Passage provided:
Olei Hagardom (, lit. "those who ascended to the gallows") refers to members of the two Jewish Revisionist pre-state underground organisations Irgun and Lehi, who were tried in British Mandate courts and sentenced to death by hanging, most of them in Acre prison. There were 12 Olei Hagardom.

The term does not include members of the Nili organisation hanged by the Ottoman government during World War I.

History
The British Mandate for Palestine was an instrument of government instituted by the League of Nations for the administration of territories formerly under the rule of the Ottoman Empire. British rule lasted from 1917-1948.

During the 1936–1939 Arab revolt hundreds of Jews were killed by Arabs but the Yishuv leadership didn't respond. The militant group known as the Irgun embarked on an intensive armed campaign against Arab targets. Later British targets were added also. With the outbreak of World War II, militant actions against the British were halted, but one of the leaders of the group, Avraham Stern, insisted that the fight must go on, leading to a split in the Irgun which led to the formation of a new group, Lehi (also known as the Stern Gang or Stern Group). In 1944, the Irgun, now headed by Menachem Begin rejoined the fight against the British. After the end of World War II, the larger Haganah joined the fight within a union called the Jewish Resistance Movement, which lasted for just about ten months, from October 1945 until August 1946.

[A block of data]
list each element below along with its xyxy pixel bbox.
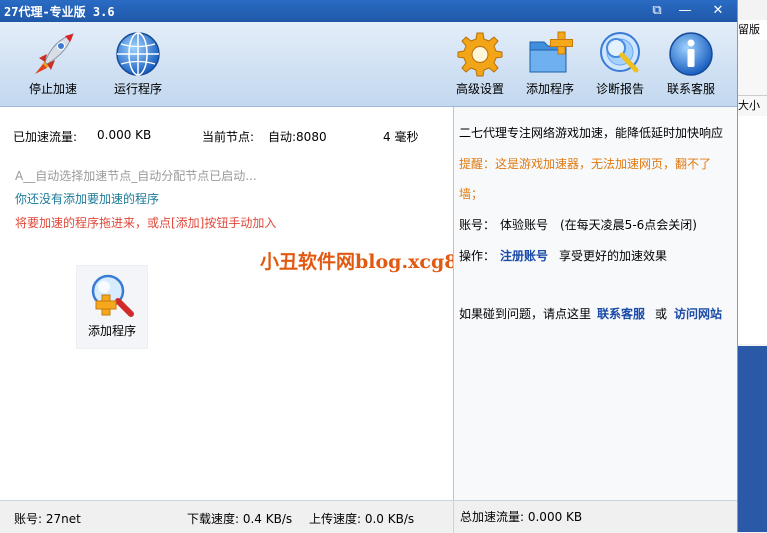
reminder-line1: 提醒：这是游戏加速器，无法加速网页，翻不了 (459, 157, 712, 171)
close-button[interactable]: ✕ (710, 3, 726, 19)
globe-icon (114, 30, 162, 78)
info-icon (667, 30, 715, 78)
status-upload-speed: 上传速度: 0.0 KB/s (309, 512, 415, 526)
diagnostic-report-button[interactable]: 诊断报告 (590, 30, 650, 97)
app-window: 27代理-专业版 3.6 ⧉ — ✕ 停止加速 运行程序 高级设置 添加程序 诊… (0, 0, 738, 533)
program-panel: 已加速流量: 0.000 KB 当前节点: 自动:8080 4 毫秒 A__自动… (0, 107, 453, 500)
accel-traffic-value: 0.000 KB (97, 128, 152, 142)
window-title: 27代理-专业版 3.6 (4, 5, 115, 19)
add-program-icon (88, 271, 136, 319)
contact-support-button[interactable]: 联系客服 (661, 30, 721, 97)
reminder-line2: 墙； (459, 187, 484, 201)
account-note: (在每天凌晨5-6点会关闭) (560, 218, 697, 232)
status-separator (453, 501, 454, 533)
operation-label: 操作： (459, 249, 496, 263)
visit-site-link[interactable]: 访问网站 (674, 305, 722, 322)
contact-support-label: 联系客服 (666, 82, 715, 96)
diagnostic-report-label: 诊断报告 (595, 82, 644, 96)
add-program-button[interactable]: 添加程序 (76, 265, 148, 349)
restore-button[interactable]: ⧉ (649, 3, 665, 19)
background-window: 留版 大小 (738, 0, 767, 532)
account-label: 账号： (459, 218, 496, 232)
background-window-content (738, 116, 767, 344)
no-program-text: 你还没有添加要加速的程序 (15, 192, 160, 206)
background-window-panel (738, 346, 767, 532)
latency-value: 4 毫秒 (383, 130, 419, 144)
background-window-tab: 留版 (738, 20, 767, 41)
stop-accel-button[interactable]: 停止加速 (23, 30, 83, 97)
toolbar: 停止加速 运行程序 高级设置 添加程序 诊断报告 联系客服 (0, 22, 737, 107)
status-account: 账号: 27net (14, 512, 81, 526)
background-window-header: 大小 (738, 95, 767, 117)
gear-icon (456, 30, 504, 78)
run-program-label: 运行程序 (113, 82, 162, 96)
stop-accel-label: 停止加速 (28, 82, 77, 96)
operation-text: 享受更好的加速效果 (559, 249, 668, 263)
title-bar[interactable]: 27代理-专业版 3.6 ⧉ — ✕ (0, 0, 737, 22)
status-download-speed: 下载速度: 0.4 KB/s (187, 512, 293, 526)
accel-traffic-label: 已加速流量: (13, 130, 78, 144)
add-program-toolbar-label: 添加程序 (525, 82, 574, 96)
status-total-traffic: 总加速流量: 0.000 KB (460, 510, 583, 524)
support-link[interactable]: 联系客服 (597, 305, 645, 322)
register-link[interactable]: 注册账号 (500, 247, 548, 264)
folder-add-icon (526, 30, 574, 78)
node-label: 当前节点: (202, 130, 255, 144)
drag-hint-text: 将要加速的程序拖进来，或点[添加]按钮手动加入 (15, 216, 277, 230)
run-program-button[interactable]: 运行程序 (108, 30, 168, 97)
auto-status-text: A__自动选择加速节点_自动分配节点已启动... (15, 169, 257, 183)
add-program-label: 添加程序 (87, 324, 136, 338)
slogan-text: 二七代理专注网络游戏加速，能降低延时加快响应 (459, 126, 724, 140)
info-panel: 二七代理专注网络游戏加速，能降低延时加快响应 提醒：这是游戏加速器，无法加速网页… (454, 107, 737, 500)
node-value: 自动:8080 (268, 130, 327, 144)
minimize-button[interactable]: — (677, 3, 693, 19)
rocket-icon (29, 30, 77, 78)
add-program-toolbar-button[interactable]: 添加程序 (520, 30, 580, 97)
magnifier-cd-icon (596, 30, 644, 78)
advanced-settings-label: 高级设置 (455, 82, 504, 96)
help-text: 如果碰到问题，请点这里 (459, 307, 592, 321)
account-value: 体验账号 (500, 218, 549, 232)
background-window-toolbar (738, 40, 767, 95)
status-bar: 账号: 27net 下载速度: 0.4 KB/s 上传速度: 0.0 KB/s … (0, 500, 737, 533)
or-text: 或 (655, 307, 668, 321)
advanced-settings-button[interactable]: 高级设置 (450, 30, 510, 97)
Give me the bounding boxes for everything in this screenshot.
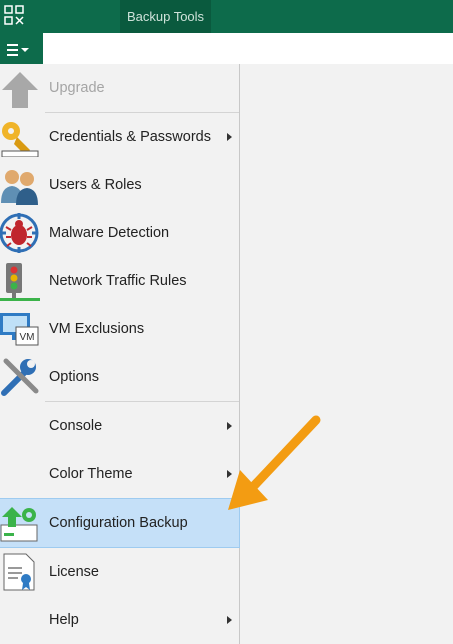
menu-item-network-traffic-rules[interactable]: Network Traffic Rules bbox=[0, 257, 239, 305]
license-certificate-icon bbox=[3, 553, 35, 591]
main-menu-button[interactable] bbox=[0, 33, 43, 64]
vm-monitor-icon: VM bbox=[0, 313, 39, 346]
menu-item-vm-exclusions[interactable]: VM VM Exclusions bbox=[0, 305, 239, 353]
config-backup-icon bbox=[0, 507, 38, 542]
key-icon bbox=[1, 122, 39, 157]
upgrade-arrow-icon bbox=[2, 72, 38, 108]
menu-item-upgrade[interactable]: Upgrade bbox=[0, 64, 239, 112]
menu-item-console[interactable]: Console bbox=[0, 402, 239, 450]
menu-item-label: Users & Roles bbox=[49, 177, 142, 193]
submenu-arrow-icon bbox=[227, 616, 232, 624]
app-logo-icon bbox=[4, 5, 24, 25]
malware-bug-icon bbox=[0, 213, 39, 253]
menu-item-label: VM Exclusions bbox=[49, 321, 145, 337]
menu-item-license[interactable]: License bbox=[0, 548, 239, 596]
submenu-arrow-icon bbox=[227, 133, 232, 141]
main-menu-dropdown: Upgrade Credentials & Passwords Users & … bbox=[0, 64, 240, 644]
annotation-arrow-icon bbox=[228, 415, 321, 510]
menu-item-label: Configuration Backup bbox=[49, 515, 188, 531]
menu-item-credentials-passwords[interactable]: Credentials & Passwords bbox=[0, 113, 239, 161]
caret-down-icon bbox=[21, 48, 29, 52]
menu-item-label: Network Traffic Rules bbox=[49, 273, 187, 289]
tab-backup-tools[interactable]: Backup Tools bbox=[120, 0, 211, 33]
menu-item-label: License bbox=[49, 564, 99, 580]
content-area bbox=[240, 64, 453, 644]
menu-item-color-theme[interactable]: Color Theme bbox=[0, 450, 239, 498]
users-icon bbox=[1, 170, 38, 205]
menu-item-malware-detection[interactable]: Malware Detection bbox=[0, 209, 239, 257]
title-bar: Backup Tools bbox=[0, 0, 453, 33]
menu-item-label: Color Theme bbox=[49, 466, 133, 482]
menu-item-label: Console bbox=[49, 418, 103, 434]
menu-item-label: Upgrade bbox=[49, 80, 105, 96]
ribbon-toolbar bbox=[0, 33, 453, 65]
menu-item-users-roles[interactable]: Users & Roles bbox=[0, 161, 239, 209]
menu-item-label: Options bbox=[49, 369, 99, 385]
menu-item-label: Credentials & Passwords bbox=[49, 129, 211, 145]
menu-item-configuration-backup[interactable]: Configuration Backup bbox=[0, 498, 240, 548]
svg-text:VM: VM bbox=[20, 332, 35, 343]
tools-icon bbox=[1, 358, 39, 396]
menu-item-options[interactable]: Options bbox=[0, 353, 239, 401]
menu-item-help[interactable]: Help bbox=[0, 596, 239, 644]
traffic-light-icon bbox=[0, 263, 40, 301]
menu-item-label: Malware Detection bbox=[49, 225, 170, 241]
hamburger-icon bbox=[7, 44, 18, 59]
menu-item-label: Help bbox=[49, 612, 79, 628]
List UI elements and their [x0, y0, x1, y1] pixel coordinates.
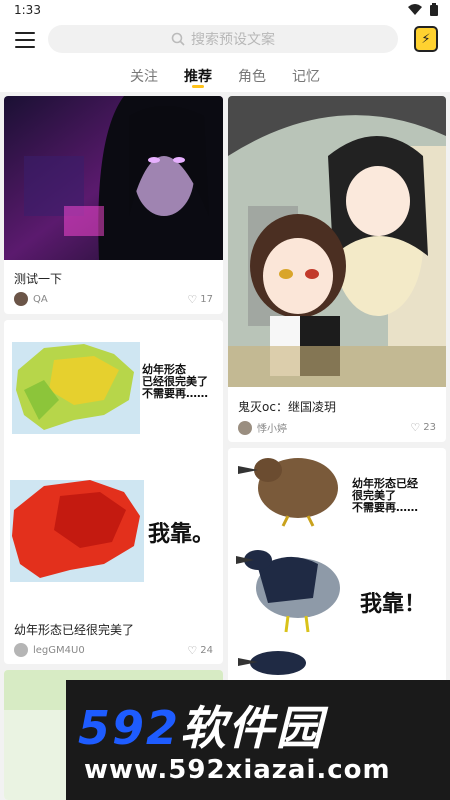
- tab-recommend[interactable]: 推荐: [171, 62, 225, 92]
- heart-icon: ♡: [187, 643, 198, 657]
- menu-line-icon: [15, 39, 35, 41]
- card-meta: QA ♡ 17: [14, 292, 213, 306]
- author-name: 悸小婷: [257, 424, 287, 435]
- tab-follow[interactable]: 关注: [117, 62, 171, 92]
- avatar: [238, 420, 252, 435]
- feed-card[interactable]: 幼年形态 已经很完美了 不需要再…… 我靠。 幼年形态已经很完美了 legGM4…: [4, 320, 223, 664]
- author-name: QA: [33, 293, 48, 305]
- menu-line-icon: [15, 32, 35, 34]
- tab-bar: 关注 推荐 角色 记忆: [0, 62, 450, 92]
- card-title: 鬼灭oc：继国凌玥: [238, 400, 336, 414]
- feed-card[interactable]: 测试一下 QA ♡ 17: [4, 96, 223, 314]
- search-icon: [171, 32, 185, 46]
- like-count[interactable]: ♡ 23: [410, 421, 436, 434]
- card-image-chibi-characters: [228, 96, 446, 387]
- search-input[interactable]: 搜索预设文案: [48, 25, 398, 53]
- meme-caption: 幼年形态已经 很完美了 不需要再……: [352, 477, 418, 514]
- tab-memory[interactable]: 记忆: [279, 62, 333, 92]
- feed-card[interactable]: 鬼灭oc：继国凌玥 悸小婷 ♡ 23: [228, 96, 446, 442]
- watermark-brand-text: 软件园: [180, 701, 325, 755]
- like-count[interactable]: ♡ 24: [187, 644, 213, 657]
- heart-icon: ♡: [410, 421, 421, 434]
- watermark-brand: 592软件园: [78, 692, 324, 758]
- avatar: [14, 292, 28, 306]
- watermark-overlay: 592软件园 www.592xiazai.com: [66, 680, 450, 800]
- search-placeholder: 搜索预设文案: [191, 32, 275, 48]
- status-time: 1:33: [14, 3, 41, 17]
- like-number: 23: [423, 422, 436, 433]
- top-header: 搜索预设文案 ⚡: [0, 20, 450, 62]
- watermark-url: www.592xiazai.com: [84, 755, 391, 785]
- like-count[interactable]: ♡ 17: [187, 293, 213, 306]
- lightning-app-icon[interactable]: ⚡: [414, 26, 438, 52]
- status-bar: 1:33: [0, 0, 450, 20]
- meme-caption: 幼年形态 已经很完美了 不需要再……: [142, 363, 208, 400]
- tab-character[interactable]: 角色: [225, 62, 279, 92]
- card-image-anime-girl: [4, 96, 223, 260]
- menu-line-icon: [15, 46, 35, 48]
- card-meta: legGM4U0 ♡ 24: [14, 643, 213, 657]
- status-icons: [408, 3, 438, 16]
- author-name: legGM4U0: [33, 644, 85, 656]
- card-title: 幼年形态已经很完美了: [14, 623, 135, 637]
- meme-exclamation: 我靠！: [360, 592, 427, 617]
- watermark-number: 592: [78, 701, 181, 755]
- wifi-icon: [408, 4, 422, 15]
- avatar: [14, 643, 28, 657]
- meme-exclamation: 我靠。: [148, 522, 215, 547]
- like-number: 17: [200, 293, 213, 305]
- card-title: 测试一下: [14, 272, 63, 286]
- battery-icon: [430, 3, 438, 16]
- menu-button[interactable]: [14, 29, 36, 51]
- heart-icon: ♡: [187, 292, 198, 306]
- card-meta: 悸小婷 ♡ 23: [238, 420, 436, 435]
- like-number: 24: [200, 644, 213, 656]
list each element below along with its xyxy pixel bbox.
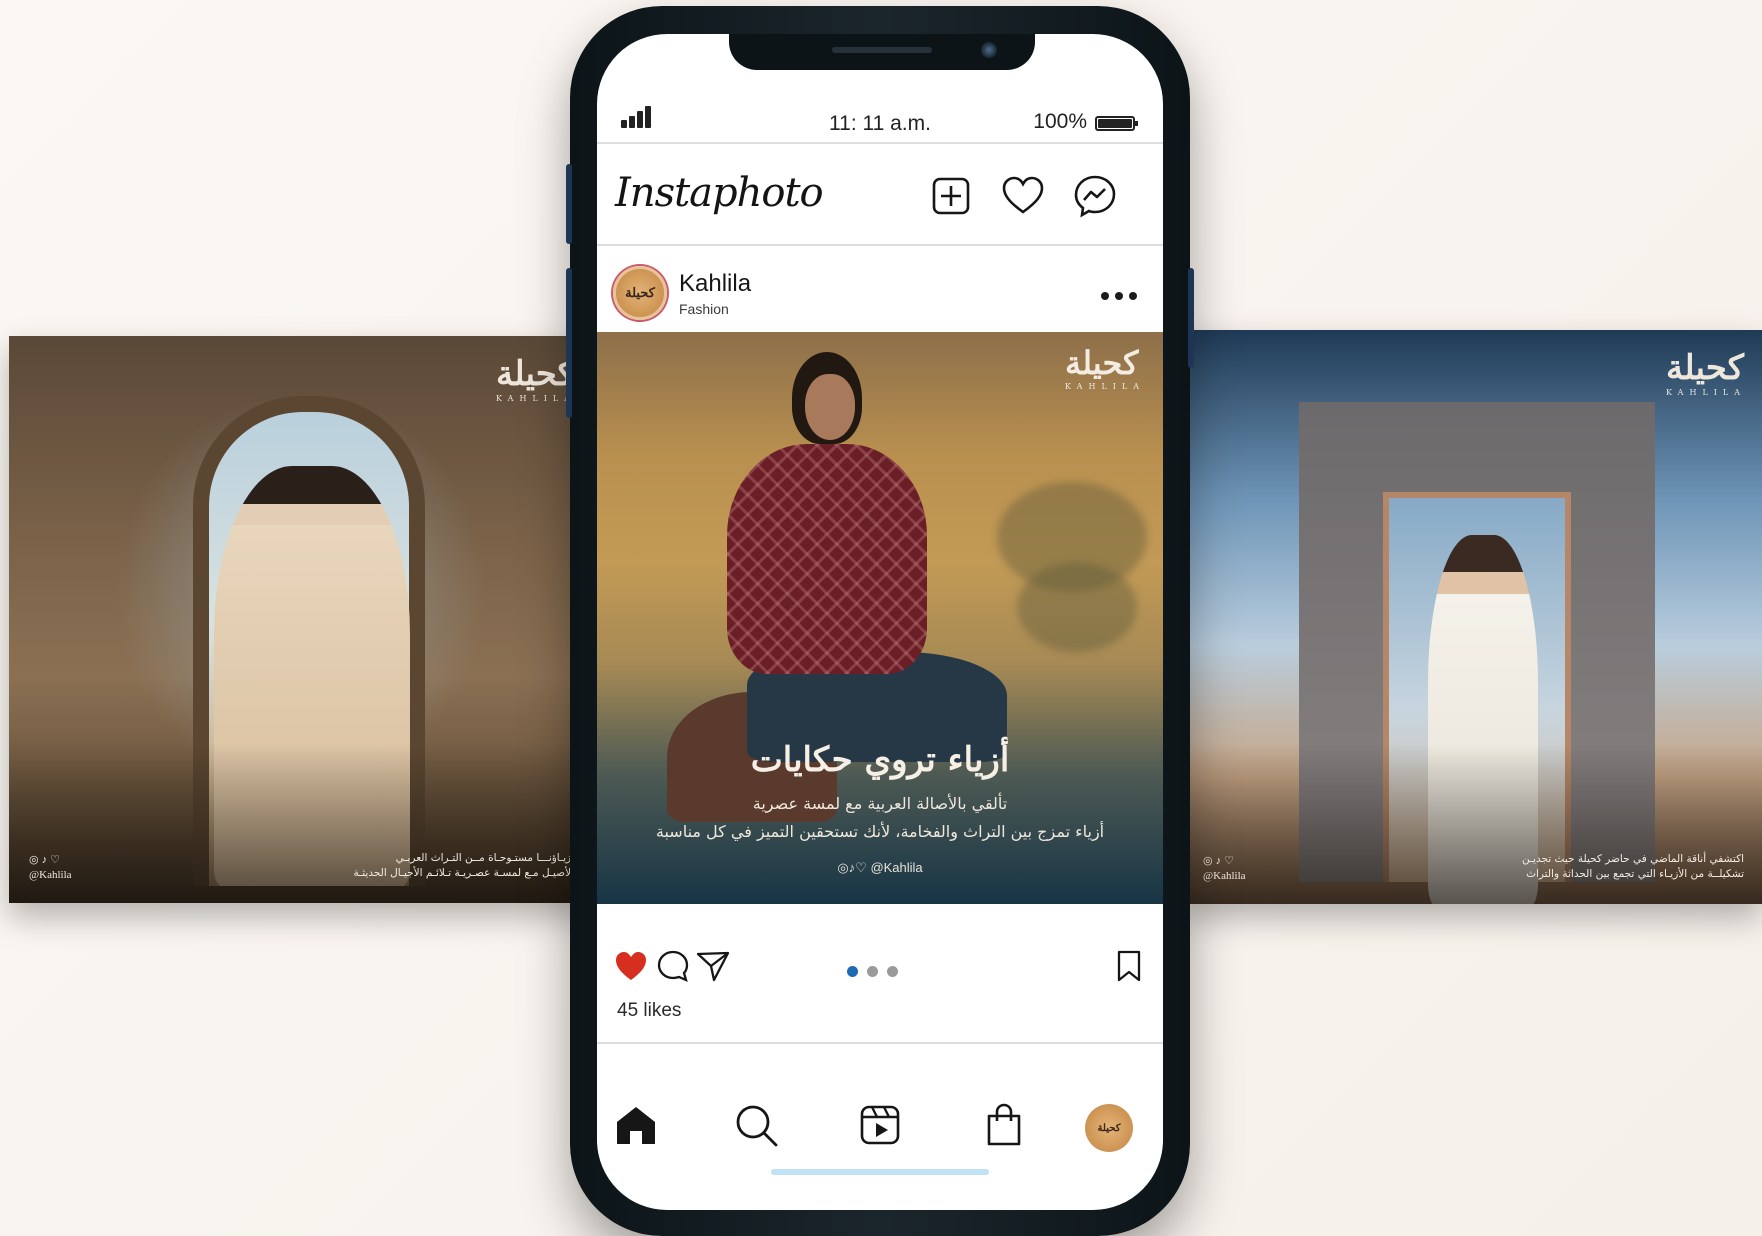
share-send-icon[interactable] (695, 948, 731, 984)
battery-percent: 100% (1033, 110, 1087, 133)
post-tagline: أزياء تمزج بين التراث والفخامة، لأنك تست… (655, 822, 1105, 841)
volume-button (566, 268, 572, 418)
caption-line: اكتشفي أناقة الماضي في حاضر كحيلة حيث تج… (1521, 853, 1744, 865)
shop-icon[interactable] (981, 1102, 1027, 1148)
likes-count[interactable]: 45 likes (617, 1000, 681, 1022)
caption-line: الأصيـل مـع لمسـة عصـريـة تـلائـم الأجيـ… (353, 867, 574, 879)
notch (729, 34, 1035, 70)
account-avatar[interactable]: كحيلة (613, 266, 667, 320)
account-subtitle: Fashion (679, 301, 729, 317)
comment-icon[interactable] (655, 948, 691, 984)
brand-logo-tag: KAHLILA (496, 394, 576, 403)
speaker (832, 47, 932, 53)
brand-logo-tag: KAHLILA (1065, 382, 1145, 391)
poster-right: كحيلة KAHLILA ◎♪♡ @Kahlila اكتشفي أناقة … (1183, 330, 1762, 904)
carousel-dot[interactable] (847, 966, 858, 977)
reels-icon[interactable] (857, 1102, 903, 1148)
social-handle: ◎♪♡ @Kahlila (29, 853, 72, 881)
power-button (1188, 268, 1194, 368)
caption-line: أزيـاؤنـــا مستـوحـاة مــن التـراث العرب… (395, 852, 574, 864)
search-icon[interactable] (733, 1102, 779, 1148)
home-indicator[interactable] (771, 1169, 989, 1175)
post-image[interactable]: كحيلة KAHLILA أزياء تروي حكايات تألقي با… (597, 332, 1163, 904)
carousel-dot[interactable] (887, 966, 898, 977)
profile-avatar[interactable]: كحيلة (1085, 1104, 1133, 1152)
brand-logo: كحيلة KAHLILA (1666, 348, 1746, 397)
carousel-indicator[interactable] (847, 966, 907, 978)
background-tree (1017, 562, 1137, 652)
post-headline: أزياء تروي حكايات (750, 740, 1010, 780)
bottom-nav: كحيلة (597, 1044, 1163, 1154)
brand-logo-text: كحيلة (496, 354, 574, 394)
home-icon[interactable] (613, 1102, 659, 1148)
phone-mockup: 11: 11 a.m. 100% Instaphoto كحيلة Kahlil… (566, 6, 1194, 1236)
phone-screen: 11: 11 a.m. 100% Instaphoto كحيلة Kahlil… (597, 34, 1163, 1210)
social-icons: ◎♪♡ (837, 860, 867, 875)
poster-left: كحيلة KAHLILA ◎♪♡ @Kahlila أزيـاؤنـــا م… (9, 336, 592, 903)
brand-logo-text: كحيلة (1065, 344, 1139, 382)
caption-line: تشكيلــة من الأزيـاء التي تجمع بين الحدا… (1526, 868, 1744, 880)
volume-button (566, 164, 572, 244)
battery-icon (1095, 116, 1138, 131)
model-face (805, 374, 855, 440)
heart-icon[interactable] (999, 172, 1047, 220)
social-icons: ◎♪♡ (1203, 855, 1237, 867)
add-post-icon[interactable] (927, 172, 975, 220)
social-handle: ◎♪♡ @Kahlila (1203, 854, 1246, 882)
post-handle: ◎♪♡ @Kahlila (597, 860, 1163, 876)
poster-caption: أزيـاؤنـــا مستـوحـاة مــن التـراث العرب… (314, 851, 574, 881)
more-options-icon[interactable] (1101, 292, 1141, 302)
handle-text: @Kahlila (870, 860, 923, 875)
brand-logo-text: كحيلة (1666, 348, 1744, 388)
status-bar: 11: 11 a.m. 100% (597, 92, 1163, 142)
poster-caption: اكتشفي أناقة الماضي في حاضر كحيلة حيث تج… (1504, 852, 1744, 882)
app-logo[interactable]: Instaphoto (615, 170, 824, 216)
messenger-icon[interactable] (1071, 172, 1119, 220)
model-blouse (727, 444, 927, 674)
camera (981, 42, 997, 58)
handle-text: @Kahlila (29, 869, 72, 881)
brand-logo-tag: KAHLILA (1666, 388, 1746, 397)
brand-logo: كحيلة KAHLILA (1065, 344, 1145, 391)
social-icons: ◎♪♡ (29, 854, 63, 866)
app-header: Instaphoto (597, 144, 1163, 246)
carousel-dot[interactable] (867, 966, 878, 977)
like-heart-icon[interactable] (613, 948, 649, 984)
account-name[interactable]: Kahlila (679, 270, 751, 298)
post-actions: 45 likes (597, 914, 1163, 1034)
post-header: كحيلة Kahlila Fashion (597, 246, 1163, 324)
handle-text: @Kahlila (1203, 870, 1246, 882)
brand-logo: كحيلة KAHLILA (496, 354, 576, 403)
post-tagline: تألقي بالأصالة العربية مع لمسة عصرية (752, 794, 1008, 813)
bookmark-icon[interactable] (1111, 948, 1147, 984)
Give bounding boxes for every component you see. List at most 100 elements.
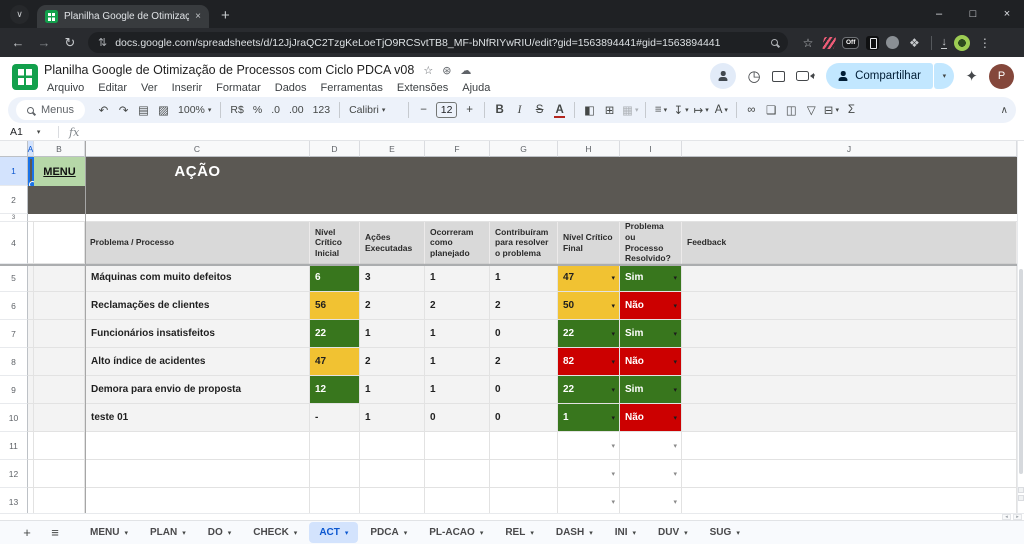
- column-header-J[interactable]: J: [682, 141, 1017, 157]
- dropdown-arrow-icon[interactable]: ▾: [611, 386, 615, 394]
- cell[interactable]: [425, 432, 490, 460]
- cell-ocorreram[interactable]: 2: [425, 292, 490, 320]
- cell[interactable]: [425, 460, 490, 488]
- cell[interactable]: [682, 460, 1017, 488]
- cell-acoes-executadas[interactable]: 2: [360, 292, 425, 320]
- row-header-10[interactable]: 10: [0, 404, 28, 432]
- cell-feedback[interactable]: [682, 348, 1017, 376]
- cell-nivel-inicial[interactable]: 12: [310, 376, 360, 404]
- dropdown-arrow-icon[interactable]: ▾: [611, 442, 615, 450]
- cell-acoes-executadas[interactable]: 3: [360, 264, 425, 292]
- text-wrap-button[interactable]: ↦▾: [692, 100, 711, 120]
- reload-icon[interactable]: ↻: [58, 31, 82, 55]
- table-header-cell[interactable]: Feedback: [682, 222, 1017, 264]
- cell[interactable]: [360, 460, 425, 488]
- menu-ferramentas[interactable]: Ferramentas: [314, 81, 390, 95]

Stated problem:
Reproduce the text about Olei Hagardom word for word, in full.

Written reply:
Olei Hagardom (, lit. "those who ascended to the gallows") refers to members of the two Jewish Revisionist pre-state underground organisations Irgun and Lehi, who were tried in British Mandate courts and sentenced to death by hanging, most of them in Acre prison. There were 12 Olei Hagardom.

The term does not include members of the Nili organisation hanged by the Ottoman government during World War I.

History
The British Mandate for Palestine was an instrument of government instituted by the League of Nations for the administration of territories formerly under the rule of the Ottoman Empire. British rule lasted from 1917-1948.

During the 1936–1939 Arab revolt hundreds of Jews were killed by Arabs but the Yishuv leadership didn't respond. The militant group known as the Irgun embarked on an intensive armed campaign against Arab targets. Later British targets were added also. With the outbreak of World War II, militant actions against the British were halted, but one of the leaders of the group, Avraham Stern, insisted that the fight must go on, leading to a split in the Irgun which led to the formation of a new group, Lehi (also known as the Stern Gang or Stern Group). In 1944, the Irgun, now headed by Menachem Begin rejoined the fight against the British. After the end of World War II, the larger Haganah joined the fight within a union called the Jewish Resistance Movement, which lasted for just about ten months, from October 1945 until August 1946.